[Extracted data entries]

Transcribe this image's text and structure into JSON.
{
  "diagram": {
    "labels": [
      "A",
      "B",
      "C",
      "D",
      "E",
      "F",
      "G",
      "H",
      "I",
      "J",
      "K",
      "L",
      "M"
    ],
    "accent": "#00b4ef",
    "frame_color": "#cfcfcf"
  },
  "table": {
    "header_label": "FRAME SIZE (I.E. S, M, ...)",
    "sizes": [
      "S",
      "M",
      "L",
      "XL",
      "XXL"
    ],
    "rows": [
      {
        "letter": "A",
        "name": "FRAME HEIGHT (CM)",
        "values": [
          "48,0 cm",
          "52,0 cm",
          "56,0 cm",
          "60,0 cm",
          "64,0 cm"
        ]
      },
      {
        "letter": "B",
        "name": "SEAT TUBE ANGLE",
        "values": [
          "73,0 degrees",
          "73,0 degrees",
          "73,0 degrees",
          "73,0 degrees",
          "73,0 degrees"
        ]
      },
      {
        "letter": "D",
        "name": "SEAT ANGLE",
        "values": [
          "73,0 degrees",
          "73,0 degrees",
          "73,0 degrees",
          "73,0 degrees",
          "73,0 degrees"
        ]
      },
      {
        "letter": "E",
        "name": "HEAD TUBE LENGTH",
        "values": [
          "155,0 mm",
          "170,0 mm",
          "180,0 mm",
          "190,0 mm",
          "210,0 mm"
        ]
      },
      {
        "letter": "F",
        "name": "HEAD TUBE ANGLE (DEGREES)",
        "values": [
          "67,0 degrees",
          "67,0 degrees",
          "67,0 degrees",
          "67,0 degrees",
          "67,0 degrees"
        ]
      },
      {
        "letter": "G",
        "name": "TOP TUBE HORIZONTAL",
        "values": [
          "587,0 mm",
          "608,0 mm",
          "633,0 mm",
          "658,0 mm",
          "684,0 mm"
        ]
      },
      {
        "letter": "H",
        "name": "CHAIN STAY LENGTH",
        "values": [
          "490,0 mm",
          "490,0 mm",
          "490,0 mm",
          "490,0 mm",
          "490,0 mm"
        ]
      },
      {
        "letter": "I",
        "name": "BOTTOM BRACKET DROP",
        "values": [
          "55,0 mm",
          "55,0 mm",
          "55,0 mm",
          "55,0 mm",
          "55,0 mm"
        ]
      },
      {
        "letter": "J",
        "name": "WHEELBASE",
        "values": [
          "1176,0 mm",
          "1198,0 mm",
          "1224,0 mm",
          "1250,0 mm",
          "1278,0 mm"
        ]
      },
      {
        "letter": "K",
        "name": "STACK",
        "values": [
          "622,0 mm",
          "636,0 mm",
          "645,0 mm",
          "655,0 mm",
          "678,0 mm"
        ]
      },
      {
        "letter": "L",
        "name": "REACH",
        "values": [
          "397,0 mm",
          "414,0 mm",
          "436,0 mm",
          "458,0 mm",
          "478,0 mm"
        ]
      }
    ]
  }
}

Instruction
Copy each entry exactly, with nothing added or dropped.

Exercise output
Transcribe this image's text and structure into JSON.
{
  "diagram": {
    "labels": [
      "A",
      "B",
      "C",
      "D",
      "E",
      "F",
      "G",
      "H",
      "I",
      "J",
      "K",
      "L",
      "M"
    ],
    "accent": "#00b4ef",
    "frame_color": "#cfcfcf"
  },
  "table": {
    "header_label": "FRAME SIZE (I.E. S, M, ...)",
    "sizes": [
      "S",
      "M",
      "L",
      "XL",
      "XXL"
    ],
    "rows": [
      {
        "letter": "A",
        "name": "FRAME HEIGHT (CM)",
        "values": [
          "48,0 cm",
          "52,0 cm",
          "56,0 cm",
          "60,0 cm",
          "64,0 cm"
        ]
      },
      {
        "letter": "B",
        "name": "SEAT TUBE ANGLE",
        "values": [
          "73,0 degrees",
          "73,0 degrees",
          "73,0 degrees",
          "73,0 degrees",
          "73,0 degrees"
        ]
      },
      {
        "letter": "D",
        "name": "SEAT ANGLE",
        "values": [
          "73,0 degrees",
          "73,0 degrees",
          "73,0 degrees",
          "73,0 degrees",
          "73,0 degrees"
        ]
      },
      {
        "letter": "E",
        "name": "HEAD TUBE LENGTH",
        "values": [
          "155,0 mm",
          "170,0 mm",
          "180,0 mm",
          "190,0 mm",
          "210,0 mm"
        ]
      },
      {
        "letter": "F",
        "name": "HEAD TUBE ANGLE (DEGREES)",
        "values": [
          "67,0 degrees",
          "67,0 degrees",
          "67,0 degrees",
          "67,0 degrees",
          "67,0 degrees"
        ]
      },
      {
        "letter": "G",
        "name": "TOP TUBE HORIZONTAL",
        "values": [
          "587,0 mm",
          "608,0 mm",
          "633,0 mm",
          "658,0 mm",
          "684,0 mm"
        ]
      },
      {
        "letter": "H",
        "name": "CHAIN STAY LENGTH",
        "values": [
          "490,0 mm",
          "490,0 mm",
          "490,0 mm",
          "490,0 mm",
          "490,0 mm"
        ]
      },
      {
        "letter": "I",
        "name": "BOTTOM BRACKET DROP",
        "values": [
          "55,0 mm",
          "55,0 mm",
          "55,0 mm",
          "55,0 mm",
          "55,0 mm"
        ]
      },
      {
        "letter": "J",
        "name": "WHEELBASE",
        "values": [
          "1176,0 mm",
          "1198,0 mm",
          "1224,0 mm",
          "1250,0 mm",
          "1278,0 mm"
        ]
      },
      {
        "letter": "K",
        "name": "STACK",
        "values": [
          "622,0 mm",
          "636,0 mm",
          "645,0 mm",
          "655,0 mm",
          "678,0 mm"
        ]
      },
      {
        "letter": "L",
        "name": "REACH",
        "values": [
          "397,0 mm",
          "414,0 mm",
          "436,0 mm",
          "458,0 mm",
          "478,0 mm"
        ]
      }
    ]
  }
}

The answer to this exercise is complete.